Data provided:
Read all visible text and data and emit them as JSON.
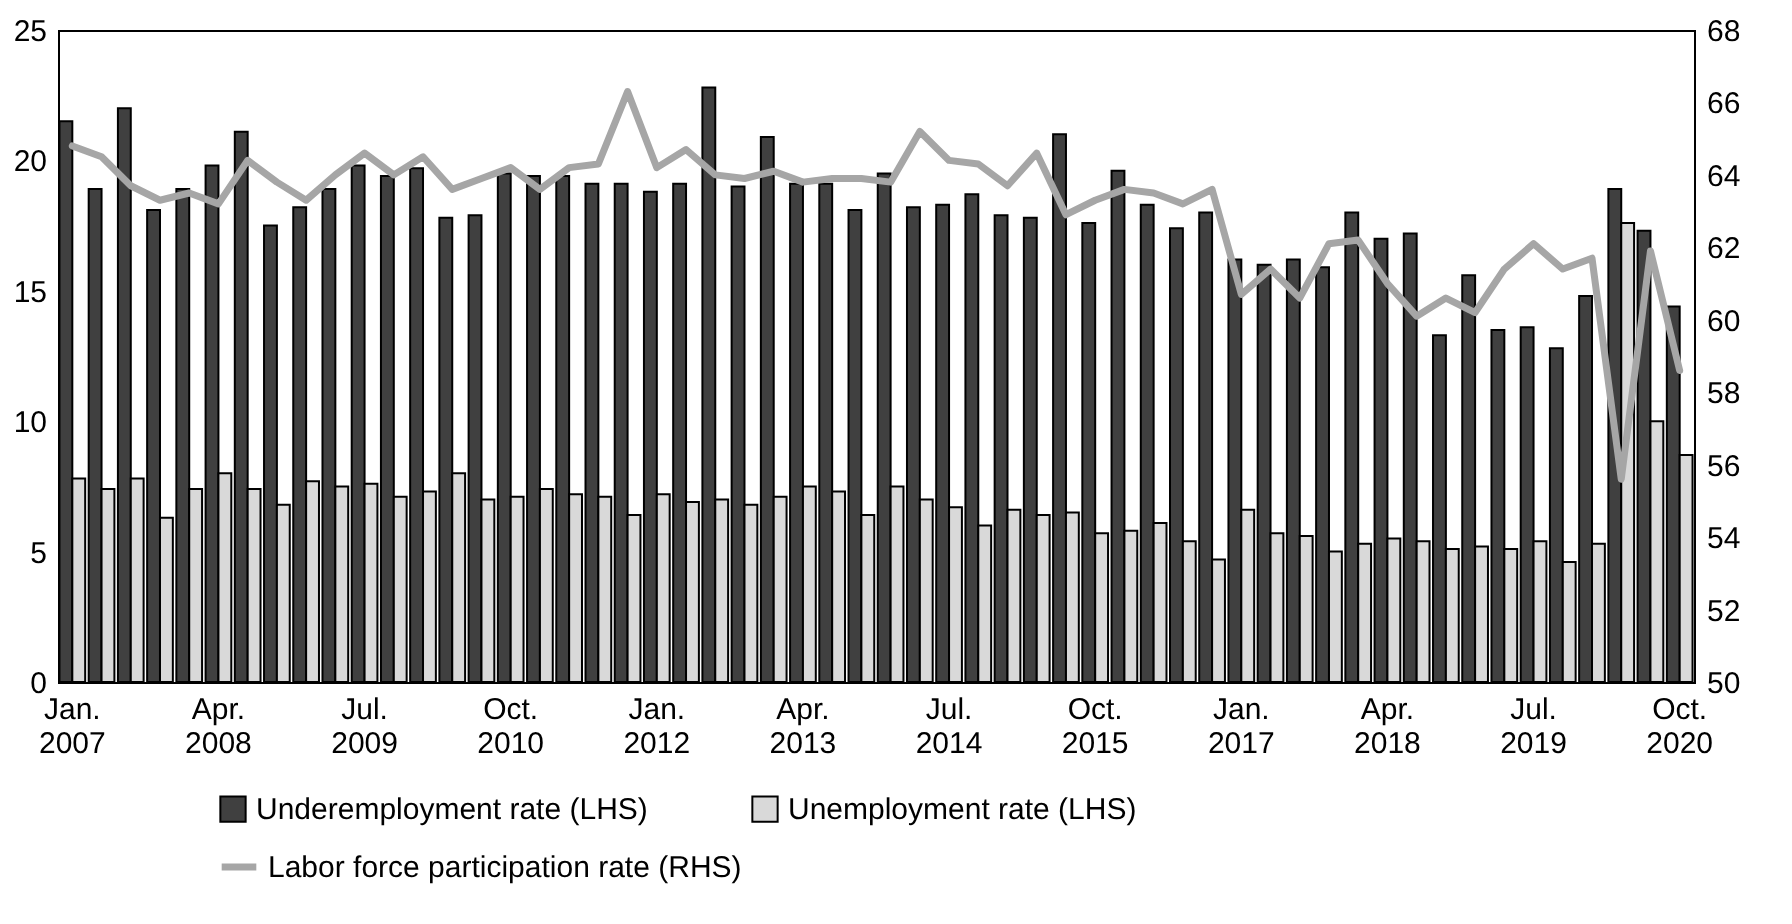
{
  "chart_data": {
    "type": "bar",
    "categories": [
      "Jan.\n2007",
      null,
      null,
      null,
      null,
      "Apr.\n2008",
      null,
      null,
      null,
      null,
      "Jul.\n2009",
      null,
      null,
      null,
      null,
      "Oct.\n2010",
      null,
      null,
      null,
      null,
      "Jan.\n2012",
      null,
      null,
      null,
      null,
      "Apr.\n2013",
      null,
      null,
      null,
      null,
      "Jul.\n2014",
      null,
      null,
      null,
      null,
      "Oct.\n2015",
      null,
      null,
      null,
      null,
      "Jan.\n2017",
      null,
      null,
      null,
      null,
      "Apr.\n2018",
      null,
      null,
      null,
      null,
      "Jul.\n2019",
      null,
      null,
      null,
      null,
      "Oct.\n2020"
    ],
    "series": [
      {
        "name": "Underemployment rate (LHS)",
        "type": "bar",
        "color": "#404040",
        "values": [
          21.5,
          18.9,
          22.0,
          18.1,
          18.9,
          19.8,
          21.1,
          17.5,
          18.2,
          18.9,
          19.8,
          19.4,
          19.7,
          17.8,
          17.9,
          19.5,
          19.4,
          19.4,
          19.1,
          19.1,
          18.8,
          19.1,
          22.8,
          19.0,
          20.9,
          19.1,
          19.1,
          18.1,
          19.5,
          18.2,
          18.3,
          18.7,
          17.9,
          17.8,
          21.0,
          17.6,
          19.6,
          18.3,
          17.4,
          18.0,
          16.2,
          16.0,
          16.2,
          15.9,
          18.0,
          17.0,
          17.2,
          13.3,
          15.6,
          13.5,
          13.6,
          12.8,
          14.8,
          18.9,
          17.3,
          14.4
        ]
      },
      {
        "name": "Unemployment rate (LHS)",
        "type": "bar",
        "color": "#d9d9d9",
        "values": [
          7.8,
          7.4,
          7.8,
          6.3,
          7.4,
          8.0,
          7.4,
          6.8,
          7.7,
          7.5,
          7.6,
          7.1,
          7.3,
          8.0,
          7.0,
          7.1,
          7.4,
          7.2,
          7.1,
          6.4,
          7.2,
          6.9,
          7.0,
          6.8,
          7.1,
          7.5,
          7.3,
          6.4,
          7.5,
          7.0,
          6.7,
          6.0,
          6.6,
          6.4,
          6.5,
          5.7,
          5.8,
          6.1,
          5.4,
          4.7,
          6.6,
          5.7,
          5.6,
          5.0,
          5.3,
          5.5,
          5.4,
          5.1,
          5.2,
          5.1,
          5.4,
          4.6,
          5.3,
          17.6,
          10.0,
          8.7
        ]
      },
      {
        "name": "Labor force participation rate (RHS)",
        "type": "line",
        "axis": "y2",
        "color": "#a6a6a6",
        "values": [
          64.8,
          64.5,
          63.7,
          63.3,
          63.5,
          63.2,
          64.4,
          63.8,
          63.3,
          64.0,
          64.6,
          64.0,
          64.5,
          63.6,
          63.9,
          64.2,
          63.6,
          64.2,
          64.3,
          66.3,
          64.2,
          64.7,
          64.0,
          63.9,
          64.1,
          63.8,
          63.9,
          63.9,
          63.8,
          65.2,
          64.4,
          64.3,
          63.7,
          64.6,
          62.9,
          63.3,
          63.6,
          63.5,
          63.2,
          63.6,
          60.7,
          61.4,
          60.6,
          62.1,
          62.2,
          61.0,
          60.1,
          60.6,
          60.2,
          61.4,
          62.1,
          61.4,
          61.7,
          55.6,
          61.9,
          58.6
        ]
      }
    ],
    "ylim": [
      0,
      25
    ],
    "yticks": [
      0,
      5,
      10,
      15,
      20,
      25
    ],
    "y2lim": [
      50,
      68
    ],
    "y2ticks": [
      50,
      52,
      54,
      56,
      58,
      60,
      62,
      64,
      66,
      68
    ],
    "grid": false,
    "legend": "bottom"
  }
}
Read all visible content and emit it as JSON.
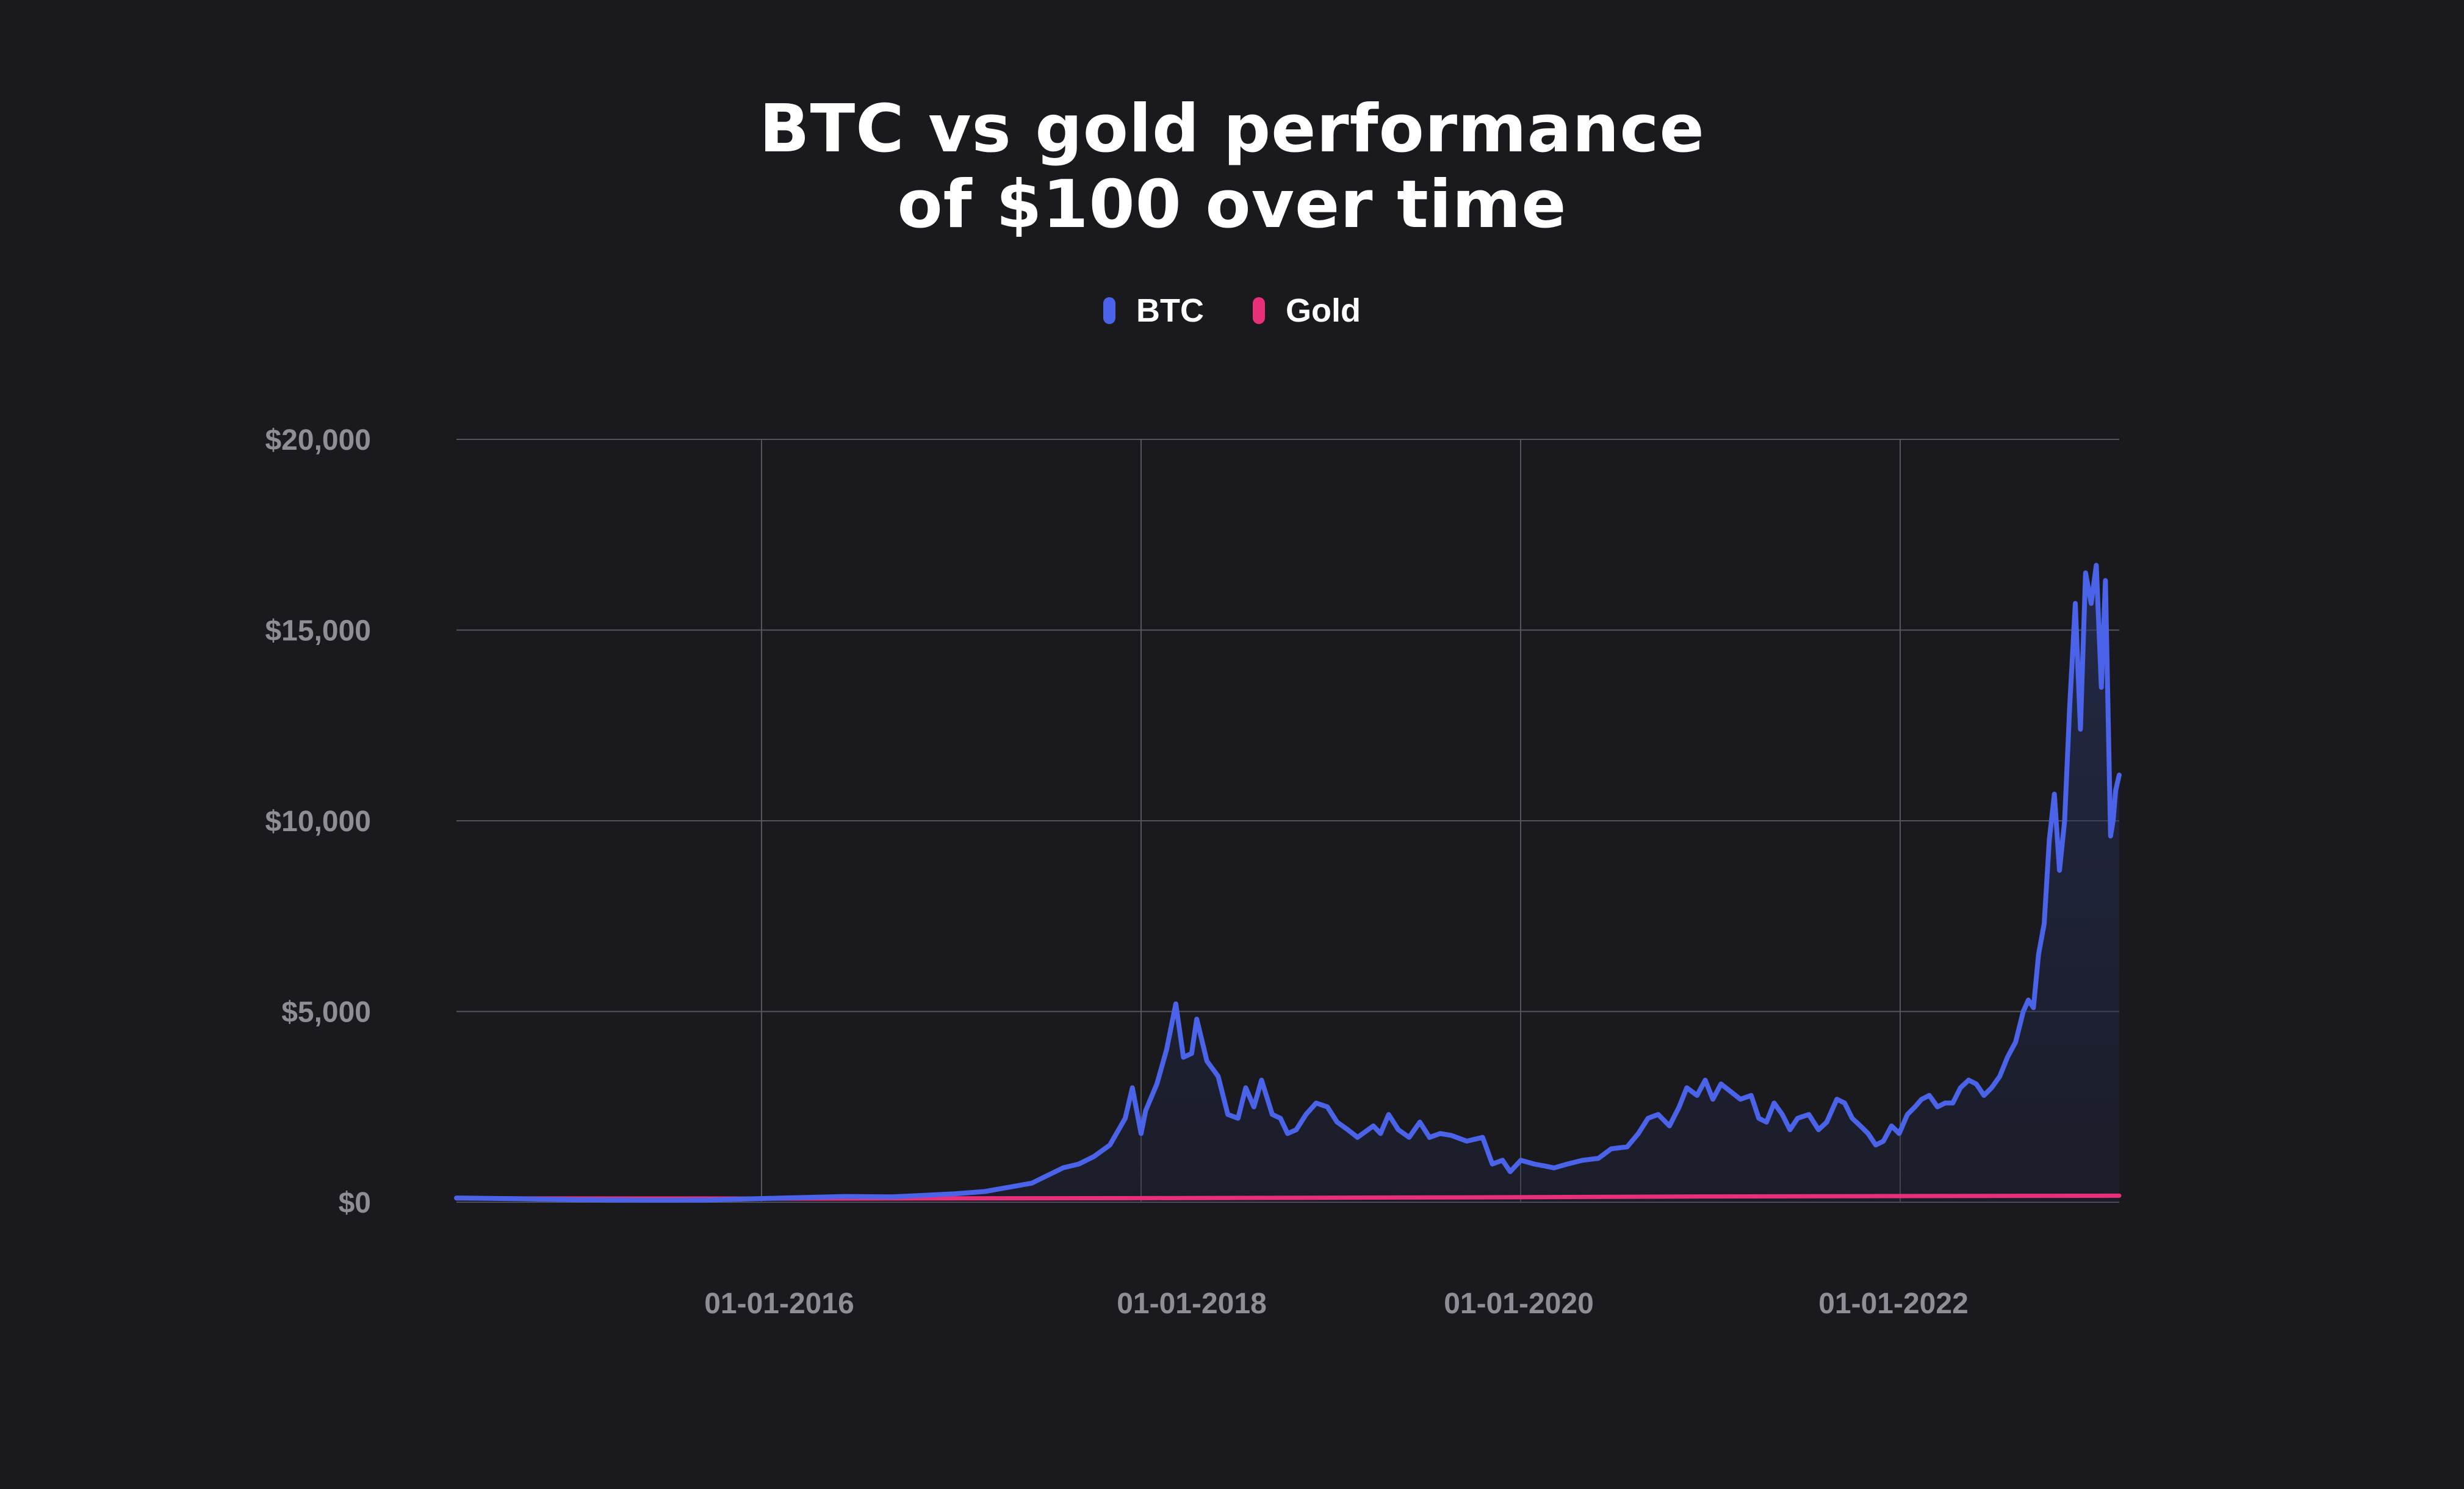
{
  "title_lines": [
    "BTC vs gold performance",
    "of $100 over time"
  ],
  "colors": {
    "background": "#1a1a1e",
    "grid": "#55555c",
    "btc": "#4a63e8",
    "gold": "#e8307a",
    "tick_text": "#8e8e96"
  },
  "chart_data": {
    "type": "line",
    "title": "BTC vs gold performance of $100 over time",
    "xlabel": "",
    "ylabel": "",
    "x_tick_labels": [
      "01-01-2016",
      "01-01-2018",
      "01-01-2020",
      "01-01-2022"
    ],
    "y_tick_labels": [
      "$0",
      "$5,000",
      "$10,000",
      "$15,000",
      "$20,000"
    ],
    "y_ticks": [
      0,
      5000,
      10000,
      15000,
      20000
    ],
    "xlim": [
      "2014-05-01",
      "2023-04-01"
    ],
    "ylim": [
      0,
      20000
    ],
    "grid": true,
    "legend": "top-center",
    "series": [
      {
        "name": "BTC",
        "color": "#4a63e8",
        "area_fill": true,
        "points": [
          [
            "2014-05-01",
            110
          ],
          [
            "2014-09-01",
            90
          ],
          [
            "2015-01-01",
            60
          ],
          [
            "2015-06-01",
            50
          ],
          [
            "2015-09-01",
            55
          ],
          [
            "2016-01-01",
            100
          ],
          [
            "2016-06-01",
            150
          ],
          [
            "2016-09-01",
            140
          ],
          [
            "2017-01-01",
            220
          ],
          [
            "2017-03-01",
            280
          ],
          [
            "2017-06-01",
            500
          ],
          [
            "2017-08-01",
            900
          ],
          [
            "2017-09-01",
            1000
          ],
          [
            "2017-10-01",
            1200
          ],
          [
            "2017-11-01",
            1500
          ],
          [
            "2017-12-01",
            2200
          ],
          [
            "2017-12-15",
            3000
          ],
          [
            "2018-01-01",
            1800
          ],
          [
            "2018-01-10",
            2400
          ],
          [
            "2018-02-01",
            3100
          ],
          [
            "2018-02-20",
            4000
          ],
          [
            "2018-03-10",
            5200
          ],
          [
            "2018-03-25",
            3800
          ],
          [
            "2018-04-10",
            3900
          ],
          [
            "2018-04-20",
            4800
          ],
          [
            "2018-05-10",
            3700
          ],
          [
            "2018-06-01",
            3300
          ],
          [
            "2018-06-20",
            2300
          ],
          [
            "2018-07-10",
            2200
          ],
          [
            "2018-07-25",
            3000
          ],
          [
            "2018-08-10",
            2500
          ],
          [
            "2018-08-25",
            3200
          ],
          [
            "2018-09-15",
            2300
          ],
          [
            "2018-10-01",
            2200
          ],
          [
            "2018-10-15",
            1800
          ],
          [
            "2018-11-01",
            1900
          ],
          [
            "2018-11-20",
            2300
          ],
          [
            "2018-12-10",
            2600
          ],
          [
            "2019-01-01",
            2500
          ],
          [
            "2019-01-20",
            2100
          ],
          [
            "2019-02-10",
            1900
          ],
          [
            "2019-03-01",
            1700
          ],
          [
            "2019-04-01",
            2000
          ],
          [
            "2019-04-15",
            1800
          ],
          [
            "2019-05-01",
            2300
          ],
          [
            "2019-05-20",
            1900
          ],
          [
            "2019-06-10",
            1700
          ],
          [
            "2019-07-01",
            2100
          ],
          [
            "2019-07-20",
            1700
          ],
          [
            "2019-08-10",
            1800
          ],
          [
            "2019-09-01",
            1750
          ],
          [
            "2019-10-01",
            1600
          ],
          [
            "2019-11-01",
            1700
          ],
          [
            "2019-11-20",
            1000
          ],
          [
            "2019-12-10",
            1100
          ],
          [
            "2019-12-25",
            800
          ],
          [
            "2020-01-15",
            1100
          ],
          [
            "2020-02-10",
            1000
          ],
          [
            "2020-03-01",
            950
          ],
          [
            "2020-03-20",
            900
          ],
          [
            "2020-04-15",
            1000
          ],
          [
            "2020-05-15",
            1100
          ],
          [
            "2020-06-15",
            1150
          ],
          [
            "2020-07-10",
            1400
          ],
          [
            "2020-08-10",
            1450
          ],
          [
            "2020-09-01",
            1800
          ],
          [
            "2020-09-20",
            2200
          ],
          [
            "2020-10-10",
            2300
          ],
          [
            "2020-11-01",
            2000
          ],
          [
            "2020-11-20",
            2500
          ],
          [
            "2020-12-05",
            3000
          ],
          [
            "2020-12-25",
            2800
          ],
          [
            "2021-01-10",
            3200
          ],
          [
            "2021-01-25",
            2700
          ],
          [
            "2021-02-10",
            3100
          ],
          [
            "2021-03-01",
            2900
          ],
          [
            "2021-03-20",
            2700
          ],
          [
            "2021-04-10",
            2800
          ],
          [
            "2021-04-25",
            2200
          ],
          [
            "2021-05-10",
            2100
          ],
          [
            "2021-05-25",
            2600
          ],
          [
            "2021-06-10",
            2300
          ],
          [
            "2021-06-25",
            1900
          ],
          [
            "2021-07-10",
            2200
          ],
          [
            "2021-08-01",
            2300
          ],
          [
            "2021-08-20",
            1900
          ],
          [
            "2021-09-05",
            2100
          ],
          [
            "2021-09-25",
            2700
          ],
          [
            "2021-10-10",
            2600
          ],
          [
            "2021-10-25",
            2200
          ],
          [
            "2021-11-10",
            2000
          ],
          [
            "2021-11-25",
            1800
          ],
          [
            "2021-12-10",
            1500
          ],
          [
            "2021-12-25",
            1600
          ],
          [
            "2022-01-10",
            2000
          ],
          [
            "2022-01-25",
            1800
          ],
          [
            "2022-02-10",
            2300
          ],
          [
            "2022-02-25",
            2500
          ],
          [
            "2022-03-10",
            2700
          ],
          [
            "2022-03-25",
            2800
          ],
          [
            "2022-04-10",
            2500
          ],
          [
            "2022-04-25",
            2600
          ],
          [
            "2022-05-10",
            2600
          ],
          [
            "2022-05-25",
            3000
          ],
          [
            "2022-06-10",
            3200
          ],
          [
            "2022-06-25",
            3100
          ],
          [
            "2022-07-10",
            2800
          ],
          [
            "2022-07-25",
            3000
          ],
          [
            "2022-08-10",
            3300
          ],
          [
            "2022-08-25",
            3800
          ],
          [
            "2022-09-10",
            4200
          ],
          [
            "2022-09-25",
            5000
          ],
          [
            "2022-10-05",
            5300
          ],
          [
            "2022-10-15",
            5100
          ],
          [
            "2022-10-25",
            6500
          ],
          [
            "2022-11-05",
            7300
          ],
          [
            "2022-11-15",
            9500
          ],
          [
            "2022-11-25",
            10700
          ],
          [
            "2022-12-05",
            8700
          ],
          [
            "2022-12-15",
            10000
          ],
          [
            "2022-12-25",
            13000
          ],
          [
            "2023-01-05",
            15700
          ],
          [
            "2023-01-15",
            12400
          ],
          [
            "2023-01-25",
            16500
          ],
          [
            "2023-02-05",
            15700
          ],
          [
            "2023-02-15",
            16700
          ],
          [
            "2023-02-25",
            13500
          ],
          [
            "2023-03-05",
            16300
          ],
          [
            "2023-03-15",
            9600
          ],
          [
            "2023-03-20",
            10000
          ],
          [
            "2023-03-25",
            10800
          ],
          [
            "2023-04-01",
            11200
          ]
        ]
      },
      {
        "name": "Gold",
        "color": "#e8307a",
        "area_fill": false,
        "points": [
          [
            "2014-05-01",
            100
          ],
          [
            "2016-01-01",
            95
          ],
          [
            "2018-01-01",
            105
          ],
          [
            "2020-01-01",
            130
          ],
          [
            "2021-01-01",
            150
          ],
          [
            "2022-01-01",
            160
          ],
          [
            "2023-04-01",
            170
          ]
        ]
      }
    ]
  }
}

Stated exercise: Return the lines of the records that include the string "name".

Output below:
        "name": "Underemployment rate (LHS)",
        "name": "Unemployment rate (LHS)",
        "name": "Labor force participation rate (RHS)",
        "name": "BTC",
        "name": "Gold",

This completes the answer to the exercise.